WHAT IS ASKED:
Count the lines of the records below that contain the string "boxes", treating uppercase and lowercase letters as different. Give only the number.

┌──

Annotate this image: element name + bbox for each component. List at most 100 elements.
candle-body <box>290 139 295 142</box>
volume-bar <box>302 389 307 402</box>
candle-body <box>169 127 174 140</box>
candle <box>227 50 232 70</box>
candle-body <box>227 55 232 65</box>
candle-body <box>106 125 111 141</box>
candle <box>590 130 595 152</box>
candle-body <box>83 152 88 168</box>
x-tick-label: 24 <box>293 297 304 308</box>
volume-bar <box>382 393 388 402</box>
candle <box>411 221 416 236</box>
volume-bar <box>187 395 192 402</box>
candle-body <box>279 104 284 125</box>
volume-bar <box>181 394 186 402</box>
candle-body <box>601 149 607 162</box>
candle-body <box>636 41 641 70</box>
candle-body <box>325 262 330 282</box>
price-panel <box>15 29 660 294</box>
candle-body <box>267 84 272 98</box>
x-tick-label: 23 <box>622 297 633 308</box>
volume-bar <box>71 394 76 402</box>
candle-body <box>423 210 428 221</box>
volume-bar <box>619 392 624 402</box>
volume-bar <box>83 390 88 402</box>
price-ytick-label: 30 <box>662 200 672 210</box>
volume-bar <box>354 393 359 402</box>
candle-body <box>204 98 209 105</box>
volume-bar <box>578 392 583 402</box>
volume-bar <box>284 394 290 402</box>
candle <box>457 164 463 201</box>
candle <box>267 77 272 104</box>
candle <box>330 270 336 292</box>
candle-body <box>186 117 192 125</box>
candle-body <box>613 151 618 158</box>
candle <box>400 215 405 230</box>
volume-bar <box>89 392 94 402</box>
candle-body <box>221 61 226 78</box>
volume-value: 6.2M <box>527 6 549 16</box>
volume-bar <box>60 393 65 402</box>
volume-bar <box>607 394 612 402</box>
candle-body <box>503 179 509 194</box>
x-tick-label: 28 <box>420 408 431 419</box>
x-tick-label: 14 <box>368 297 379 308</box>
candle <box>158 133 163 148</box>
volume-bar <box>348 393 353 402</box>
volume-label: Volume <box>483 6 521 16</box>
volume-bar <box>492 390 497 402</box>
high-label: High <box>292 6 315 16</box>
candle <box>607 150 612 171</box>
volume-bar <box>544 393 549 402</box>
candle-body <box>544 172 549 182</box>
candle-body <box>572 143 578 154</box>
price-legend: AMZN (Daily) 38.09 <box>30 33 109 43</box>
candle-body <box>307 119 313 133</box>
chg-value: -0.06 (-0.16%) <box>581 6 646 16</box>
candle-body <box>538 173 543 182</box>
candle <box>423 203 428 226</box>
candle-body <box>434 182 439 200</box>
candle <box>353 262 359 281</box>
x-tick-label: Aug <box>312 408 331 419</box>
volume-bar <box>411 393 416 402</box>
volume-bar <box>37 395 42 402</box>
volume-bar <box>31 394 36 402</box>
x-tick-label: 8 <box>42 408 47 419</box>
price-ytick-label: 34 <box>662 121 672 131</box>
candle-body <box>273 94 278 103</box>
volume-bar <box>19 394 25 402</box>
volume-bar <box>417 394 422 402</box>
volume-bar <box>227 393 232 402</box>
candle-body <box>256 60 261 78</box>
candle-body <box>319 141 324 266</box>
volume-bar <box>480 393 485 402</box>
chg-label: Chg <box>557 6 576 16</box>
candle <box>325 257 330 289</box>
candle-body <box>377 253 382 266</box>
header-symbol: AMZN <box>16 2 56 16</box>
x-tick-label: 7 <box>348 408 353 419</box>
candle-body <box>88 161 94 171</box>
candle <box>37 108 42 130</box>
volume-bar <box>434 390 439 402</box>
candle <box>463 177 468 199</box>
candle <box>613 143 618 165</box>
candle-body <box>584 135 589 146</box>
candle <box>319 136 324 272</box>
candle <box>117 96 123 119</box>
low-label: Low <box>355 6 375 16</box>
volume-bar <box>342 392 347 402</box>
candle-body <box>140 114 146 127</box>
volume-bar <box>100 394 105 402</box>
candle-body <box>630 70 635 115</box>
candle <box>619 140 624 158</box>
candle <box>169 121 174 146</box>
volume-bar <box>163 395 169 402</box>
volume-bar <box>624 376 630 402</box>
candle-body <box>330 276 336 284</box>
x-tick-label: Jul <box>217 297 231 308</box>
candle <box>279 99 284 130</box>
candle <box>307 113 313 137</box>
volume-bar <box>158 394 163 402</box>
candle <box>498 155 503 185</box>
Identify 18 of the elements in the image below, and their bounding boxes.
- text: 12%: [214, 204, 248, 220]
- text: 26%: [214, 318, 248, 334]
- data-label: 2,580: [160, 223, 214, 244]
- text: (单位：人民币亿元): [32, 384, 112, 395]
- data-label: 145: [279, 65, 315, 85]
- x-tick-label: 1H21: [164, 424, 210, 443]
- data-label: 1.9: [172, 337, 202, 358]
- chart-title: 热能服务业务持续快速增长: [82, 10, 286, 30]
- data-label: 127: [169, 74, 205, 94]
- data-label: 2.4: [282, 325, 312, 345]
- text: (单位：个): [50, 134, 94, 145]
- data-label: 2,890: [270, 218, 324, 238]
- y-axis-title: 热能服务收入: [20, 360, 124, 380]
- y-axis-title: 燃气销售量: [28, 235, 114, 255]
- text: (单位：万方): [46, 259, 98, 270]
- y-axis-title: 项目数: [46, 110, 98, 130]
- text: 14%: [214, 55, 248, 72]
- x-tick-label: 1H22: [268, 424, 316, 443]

└──
┌──

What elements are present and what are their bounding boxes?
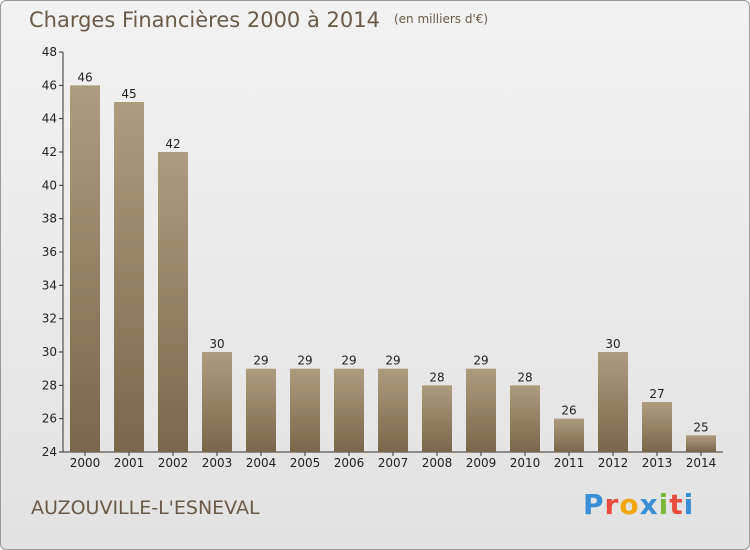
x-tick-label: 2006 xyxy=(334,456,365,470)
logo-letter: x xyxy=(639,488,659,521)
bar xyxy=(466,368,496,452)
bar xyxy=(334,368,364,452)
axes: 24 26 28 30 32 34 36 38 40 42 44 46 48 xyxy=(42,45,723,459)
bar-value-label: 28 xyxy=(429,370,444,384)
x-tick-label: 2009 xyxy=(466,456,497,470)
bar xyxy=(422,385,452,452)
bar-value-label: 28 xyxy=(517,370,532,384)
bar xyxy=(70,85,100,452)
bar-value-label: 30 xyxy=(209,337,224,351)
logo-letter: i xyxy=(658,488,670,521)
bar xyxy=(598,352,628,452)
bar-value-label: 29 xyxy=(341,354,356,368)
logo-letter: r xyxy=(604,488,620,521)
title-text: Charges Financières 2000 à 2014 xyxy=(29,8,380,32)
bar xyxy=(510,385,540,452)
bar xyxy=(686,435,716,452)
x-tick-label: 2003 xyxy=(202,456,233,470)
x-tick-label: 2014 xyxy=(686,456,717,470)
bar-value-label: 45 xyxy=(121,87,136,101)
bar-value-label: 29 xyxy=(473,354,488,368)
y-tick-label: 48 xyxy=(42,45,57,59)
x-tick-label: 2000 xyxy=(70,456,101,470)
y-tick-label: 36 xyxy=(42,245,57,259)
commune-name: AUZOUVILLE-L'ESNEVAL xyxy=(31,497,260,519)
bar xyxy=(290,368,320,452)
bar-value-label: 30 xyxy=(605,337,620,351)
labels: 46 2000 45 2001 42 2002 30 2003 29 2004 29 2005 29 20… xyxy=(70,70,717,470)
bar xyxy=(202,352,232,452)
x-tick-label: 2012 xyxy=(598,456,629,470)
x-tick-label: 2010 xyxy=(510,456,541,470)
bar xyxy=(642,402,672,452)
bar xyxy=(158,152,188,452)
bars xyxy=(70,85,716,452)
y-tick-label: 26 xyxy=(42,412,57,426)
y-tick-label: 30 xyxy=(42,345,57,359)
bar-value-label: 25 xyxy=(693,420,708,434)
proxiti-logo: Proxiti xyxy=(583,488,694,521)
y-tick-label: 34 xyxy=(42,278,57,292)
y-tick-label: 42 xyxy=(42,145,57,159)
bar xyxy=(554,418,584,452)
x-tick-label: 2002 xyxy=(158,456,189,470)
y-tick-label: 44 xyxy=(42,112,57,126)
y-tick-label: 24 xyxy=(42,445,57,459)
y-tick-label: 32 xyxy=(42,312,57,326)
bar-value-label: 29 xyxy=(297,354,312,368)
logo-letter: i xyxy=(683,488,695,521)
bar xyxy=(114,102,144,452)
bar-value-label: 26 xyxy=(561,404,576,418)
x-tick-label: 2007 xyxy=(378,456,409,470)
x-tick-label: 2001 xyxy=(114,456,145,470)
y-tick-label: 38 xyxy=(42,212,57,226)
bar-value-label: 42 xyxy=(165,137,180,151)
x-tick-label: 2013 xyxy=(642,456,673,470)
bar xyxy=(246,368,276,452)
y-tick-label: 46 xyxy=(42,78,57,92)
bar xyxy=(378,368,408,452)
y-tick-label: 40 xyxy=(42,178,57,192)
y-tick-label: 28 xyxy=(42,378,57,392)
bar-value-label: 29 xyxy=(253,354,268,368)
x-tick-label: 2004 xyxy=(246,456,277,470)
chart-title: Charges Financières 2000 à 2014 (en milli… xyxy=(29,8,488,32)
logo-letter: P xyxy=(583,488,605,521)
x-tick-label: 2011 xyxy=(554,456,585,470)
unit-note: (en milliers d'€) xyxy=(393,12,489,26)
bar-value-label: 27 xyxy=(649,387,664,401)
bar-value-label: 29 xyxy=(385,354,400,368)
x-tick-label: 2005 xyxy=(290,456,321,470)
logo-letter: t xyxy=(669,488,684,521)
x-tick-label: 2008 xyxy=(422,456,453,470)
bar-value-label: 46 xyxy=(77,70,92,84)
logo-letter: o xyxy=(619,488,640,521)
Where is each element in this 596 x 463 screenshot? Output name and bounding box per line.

└──

FINAL RESULT:
2